Data records.
◇ ◇ ◇ ◇ ◇ ◇ ◇

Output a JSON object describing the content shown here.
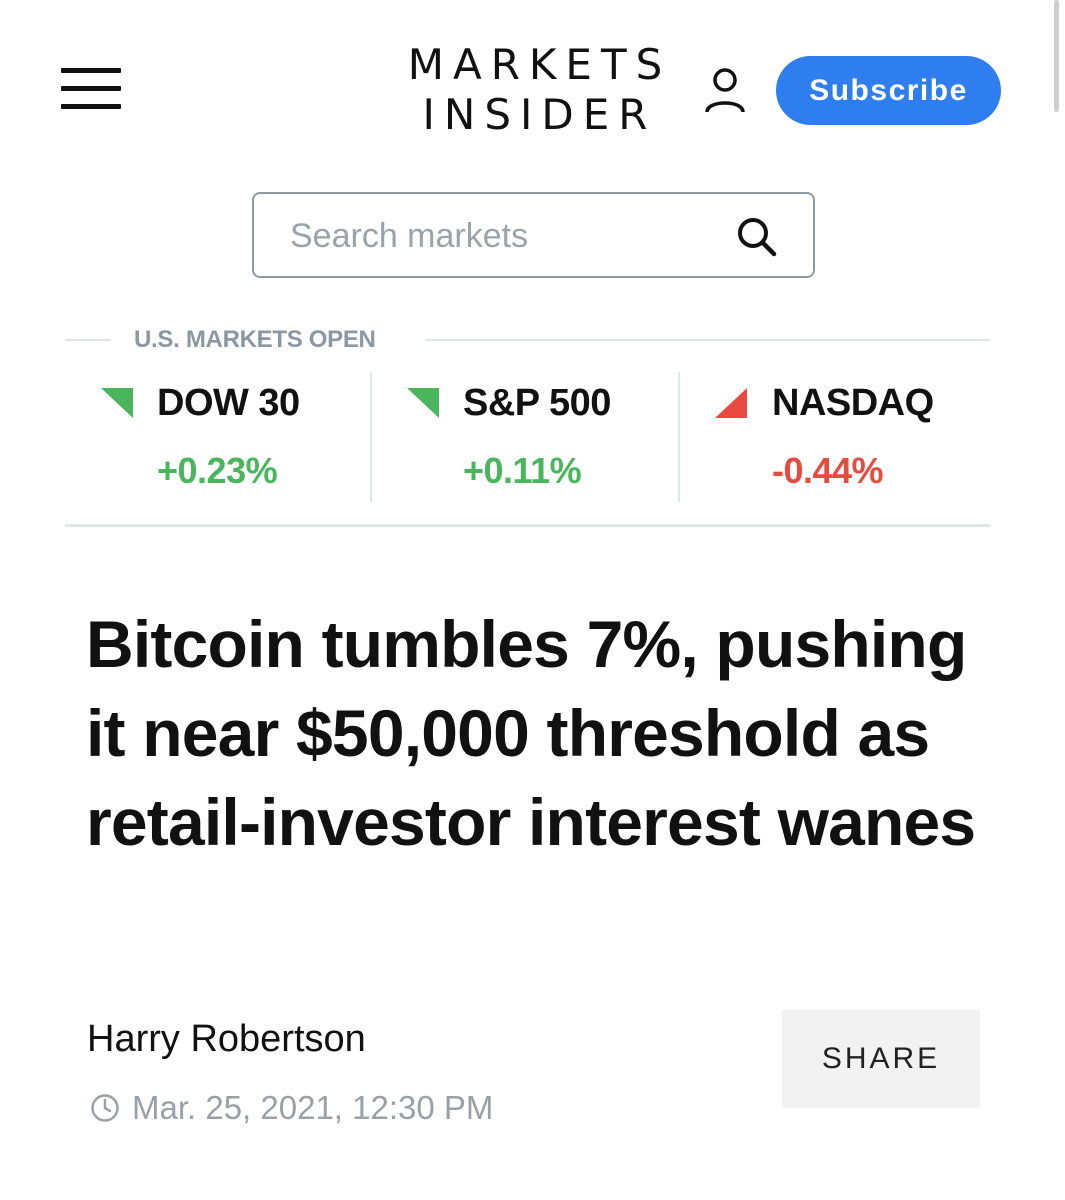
{
  "header": {
    "menu_icon": "hamburger-menu-icon",
    "logo_line1": "MARKETS",
    "logo_line2": "INSIDER",
    "user_icon": "user-account-icon",
    "subscribe_label": "Subscribe",
    "colors": {
      "subscribe_bg": "#2f7ef0",
      "text": "#111111"
    }
  },
  "search": {
    "placeholder": "Search markets",
    "value": "",
    "icon": "search-icon"
  },
  "markets": {
    "status": "U.S. MARKETS OPEN",
    "indices": [
      {
        "name": "DOW 30",
        "change": "+0.23%",
        "direction": "down-arrow-icon",
        "color": "#4ab55c"
      },
      {
        "name": "S&P 500",
        "change": "+0.11%",
        "direction": "down-arrow-icon",
        "color": "#4ab55c"
      },
      {
        "name": "NASDAQ",
        "change": "-0.44%",
        "direction": "up-arrow-icon",
        "color": "#e84a3f"
      }
    ]
  },
  "article": {
    "headline": "Bitcoin tumbles 7%, pushing it near $50,000 threshold as retail-investor interest wanes",
    "author": "Harry Robertson",
    "date": "Mar. 25, 2021, 12:30 PM",
    "clock_icon": "clock-icon",
    "share_label": "SHARE"
  }
}
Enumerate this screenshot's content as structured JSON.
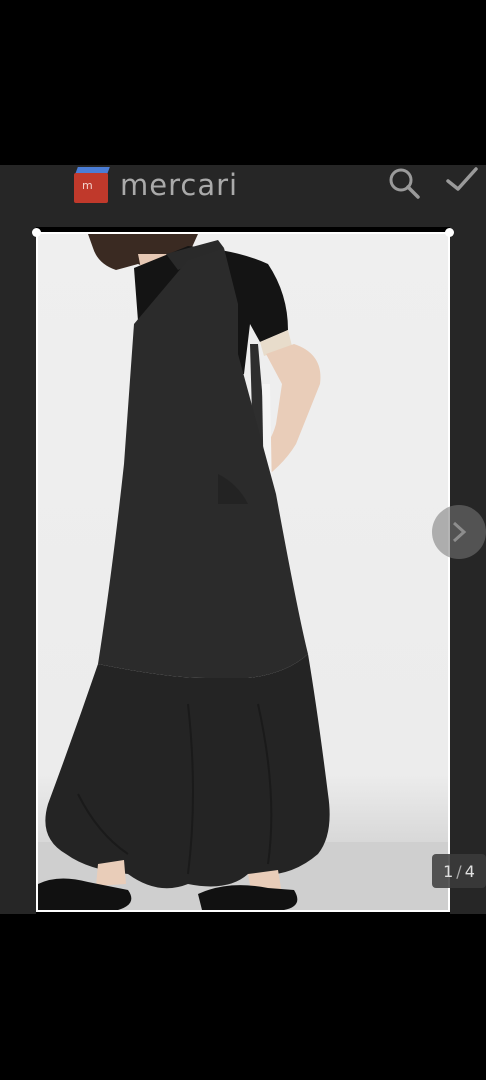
{
  "header": {
    "logo_text": "mercari",
    "search_icon": "search-icon",
    "check_icon": "check-icon"
  },
  "gallery": {
    "current": "1",
    "separator": "/",
    "total": "4",
    "next_icon": "chevron-right-icon"
  },
  "colors": {
    "background": "#000000",
    "header_bg": "#262626",
    "brand_red": "#c0392b",
    "brand_blue": "#4b7dd6"
  }
}
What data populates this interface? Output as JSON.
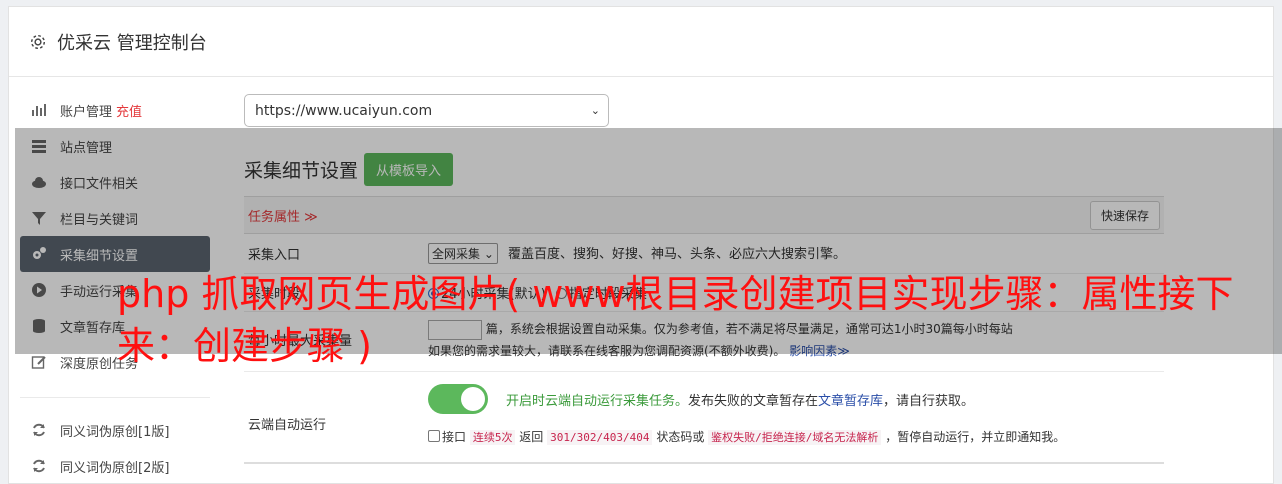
{
  "header": {
    "title": "优采云 管理控制台"
  },
  "sidebar": {
    "items": [
      {
        "label": "账户管理",
        "badge": "充值"
      },
      {
        "label": "站点管理"
      },
      {
        "label": "接口文件相关"
      },
      {
        "label": "栏目与关键词"
      },
      {
        "label": "采集细节设置"
      },
      {
        "label": "手动运行采集"
      },
      {
        "label": "文章暂存库"
      },
      {
        "label": "深度原创任务"
      }
    ],
    "items2": [
      {
        "label": "同义词伪原创[1版]"
      },
      {
        "label": "同义词伪原创[2版]"
      }
    ]
  },
  "site_select": {
    "value": "https://www.ucaiyun.com"
  },
  "section": {
    "title": "采集细节设置",
    "import_button": "从模板导入"
  },
  "task_bar": {
    "label": "任务属性 ≫",
    "save_button": "快速保存"
  },
  "rows": {
    "entry": {
      "label": "采集入口",
      "select": "全网采集",
      "desc": "覆盖百度、搜狗、好搜、神马、头条、必应六大搜索引擎。"
    },
    "time": {
      "label": "采集时段",
      "opt1": "24小时采集(默认)",
      "opt2": "指定时段采集"
    },
    "max": {
      "label": "每小时最大采集量",
      "desc1": "篇，系统会根据设置自动采集。仅为参考值，若不满足将尽量满足，通常可达1小时30篇每小时每站",
      "desc2": "如果您的需求量较大，请联系在线客服为您调配资源(不额外收费)。",
      "link": "影响因素≫"
    },
    "cloud": {
      "label": "云端自动运行",
      "status": "开启时云端自动运行采集任务。",
      "text1": "发布失败的文章暂存在",
      "link": "文章暂存库",
      "text2": "，请自行获取。",
      "chk_label": "接口",
      "code1": "连续5次",
      "t3": "返回",
      "code2": "301/302/403/404",
      "t4": "状态码或",
      "code3": "鉴权失败/拒绝连接/域名无法解析",
      "t5": "，暂停自动运行，并立即通知我。"
    }
  },
  "watermark": {
    "text": "php 抓取网页生成图片( www根目录创建项目实现步骤：属性接下来：创建步骤 )"
  },
  "colors": {
    "accent": "#5cb85c",
    "danger": "#e4393c",
    "active": "#5b6470"
  }
}
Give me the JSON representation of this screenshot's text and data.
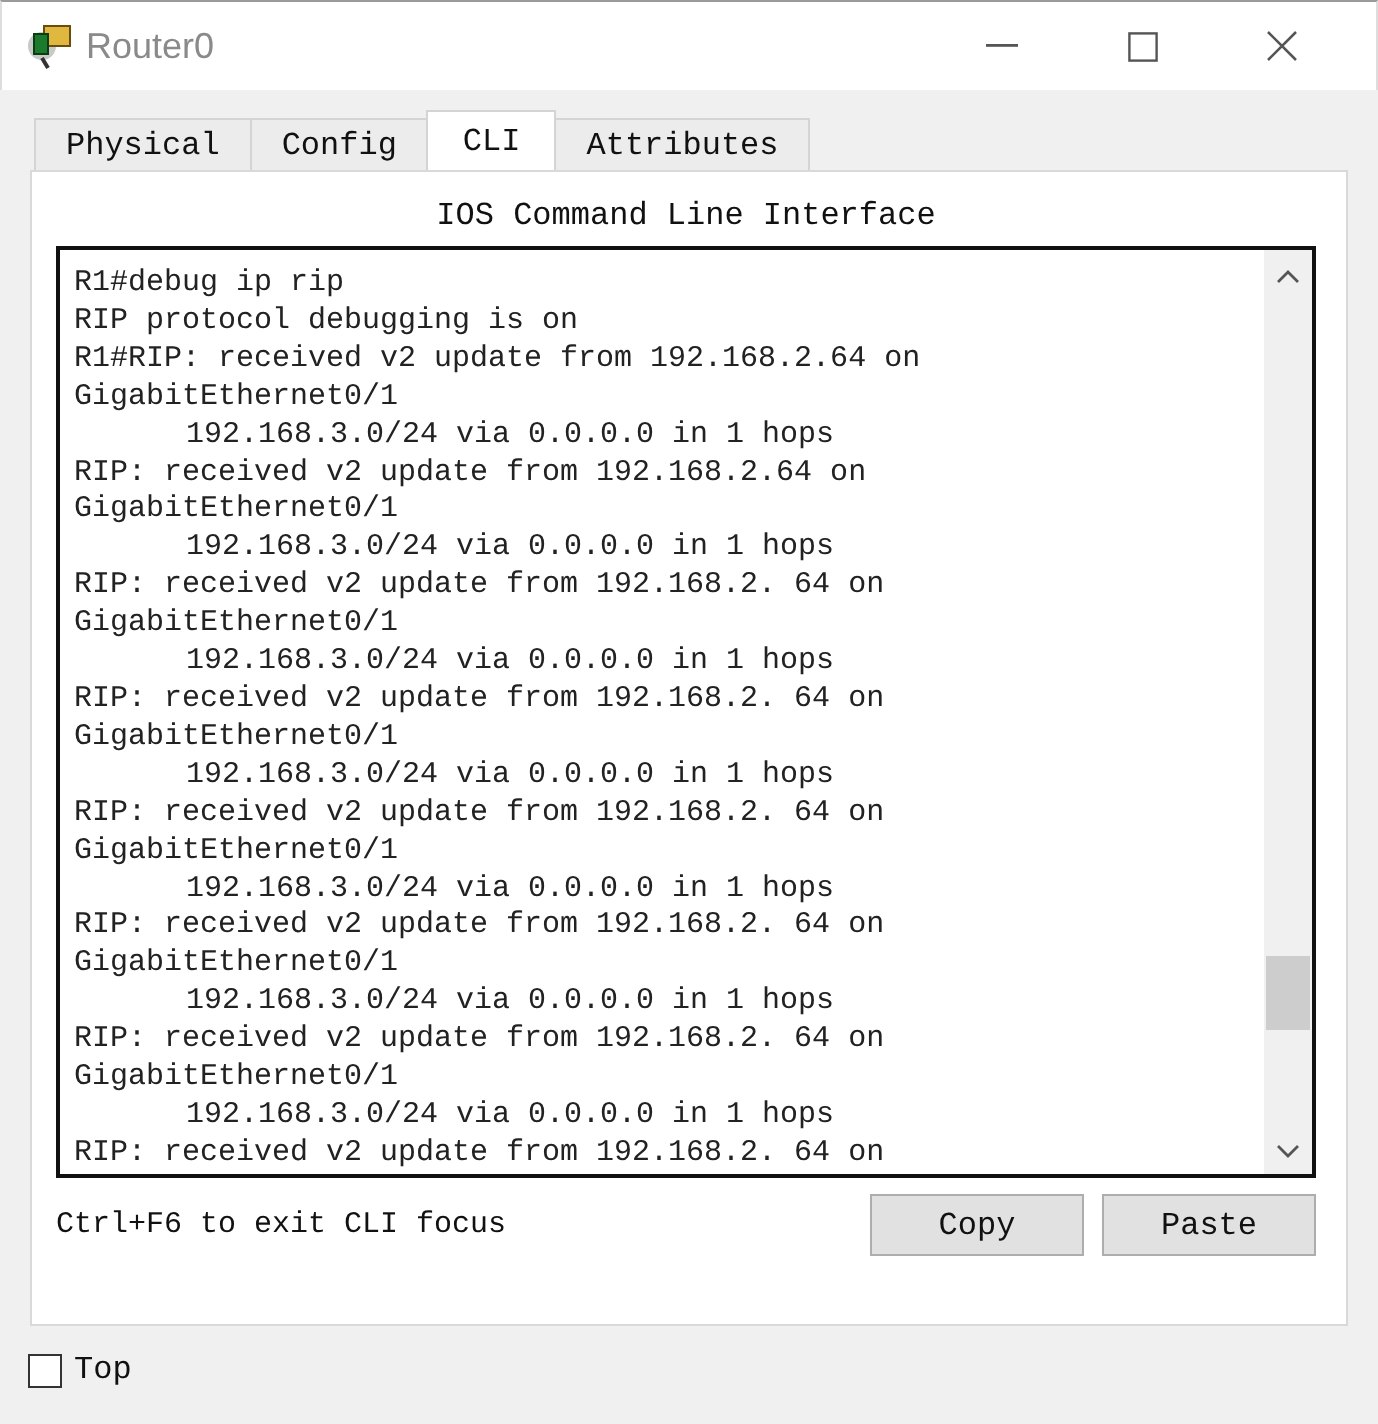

◇ ◇ ◇ ◇ ◇ ◇ ◇

Problem requirements.
Leaving aside the images, write out the entries above word for word.

Task answer.
Output a JSON object describing the content shown here.
{
  "header": {
    "menu_icon": "hamburger-menu-icon",
    "logo_line1": "MARKETS",
    "logo_line2": "INSIDER",
    "user_icon": "user-account-icon",
    "subscribe_label": "Subscribe",
    "colors": {
      "subscribe_bg": "#2f7ef0",
      "text": "#111111"
    }
  },
  "search": {
    "placeholder": "Search markets",
    "value": "",
    "icon": "search-icon"
  },
  "markets": {
    "status": "U.S. MARKETS OPEN",
    "indices": [
      {
        "name": "DOW 30",
        "change": "+0.23%",
        "direction": "down-arrow-icon",
        "color": "#4ab55c"
      },
      {
        "name": "S&P 500",
        "change": "+0.11%",
        "direction": "down-arrow-icon",
        "color": "#4ab55c"
      },
      {
        "name": "NASDAQ",
        "change": "-0.44%",
        "direction": "up-arrow-icon",
        "color": "#e84a3f"
      }
    ]
  },
  "article": {
    "headline": "Bitcoin tumbles 7%, pushing it near $50,000 threshold as retail-investor interest wanes",
    "author": "Harry Robertson",
    "date": "Mar. 25, 2021, 12:30 PM",
    "clock_icon": "clock-icon",
    "share_label": "SHARE"
  }
}
Enumerate this screenshot's content as structured JSON.
{
  "header": {
    "logo_text": "mercari",
    "search_icon": "search-icon",
    "check_icon": "check-icon"
  },
  "gallery": {
    "current": "1",
    "separator": "/",
    "total": "4",
    "next_icon": "chevron-right-icon"
  },
  "colors": {
    "background": "#000000",
    "header_bg": "#262626",
    "brand_red": "#c0392b",
    "brand_blue": "#4b7dd6"
  }
}
What data populates this interface? Output as JSON.
{
  "header": {
    "title": "优采云 管理控制台"
  },
  "sidebar": {
    "items": [
      {
        "label": "账户管理",
        "badge": "充值"
      },
      {
        "label": "站点管理"
      },
      {
        "label": "接口文件相关"
      },
      {
        "label": "栏目与关键词"
      },
      {
        "label": "采集细节设置"
      },
      {
        "label": "手动运行采集"
      },
      {
        "label": "文章暂存库"
      },
      {
        "label": "深度原创任务"
      }
    ],
    "items2": [
      {
        "label": "同义词伪原创[1版]"
      },
      {
        "label": "同义词伪原创[2版]"
      }
    ]
  },
  "site_select": {
    "value": "https://www.ucaiyun.com"
  },
  "section": {
    "title": "采集细节设置",
    "import_button": "从模板导入"
  },
  "task_bar": {
    "label": "任务属性 ≫",
    "save_button": "快速保存"
  },
  "rows": {
    "entry": {
      "label": "采集入口",
      "select": "全网采集",
      "desc": "覆盖百度、搜狗、好搜、神马、头条、必应六大搜索引擎。"
    },
    "time": {
      "label": "采集时段",
      "opt1": "24小时采集(默认)",
      "opt2": "指定时段采集"
    },
    "max": {
      "label": "每小时最大采集量",
      "desc1": "篇，系统会根据设置自动采集。仅为参考值，若不满足将尽量满足，通常可达1小时30篇每小时每站",
      "desc2": "如果您的需求量较大，请联系在线客服为您调配资源(不额外收费)。",
      "link": "影响因素≫"
    },
    "cloud": {
      "label": "云端自动运行",
      "status": "开启时云端自动运行采集任务。",
      "text1": "发布失败的文章暂存在",
      "link": "文章暂存库",
      "text2": "，请自行获取。",
      "chk_label": "接口",
      "code1": "连续5次",
      "t3": "返回",
      "code2": "301/302/403/404",
      "t4": "状态码或",
      "code3": "鉴权失败/拒绝连接/域名无法解析",
      "t5": "，暂停自动运行，并立即通知我。"
    }
  },
  "watermark": {
    "text": "php 抓取网页生成图片( www根目录创建项目实现步骤：属性接下来：创建步骤 )"
  },
  "colors": {
    "accent": "#5cb85c",
    "danger": "#e4393c",
    "active": "#5b6470"
  }
}
Give me the JSON representation of this screenshot's text and data.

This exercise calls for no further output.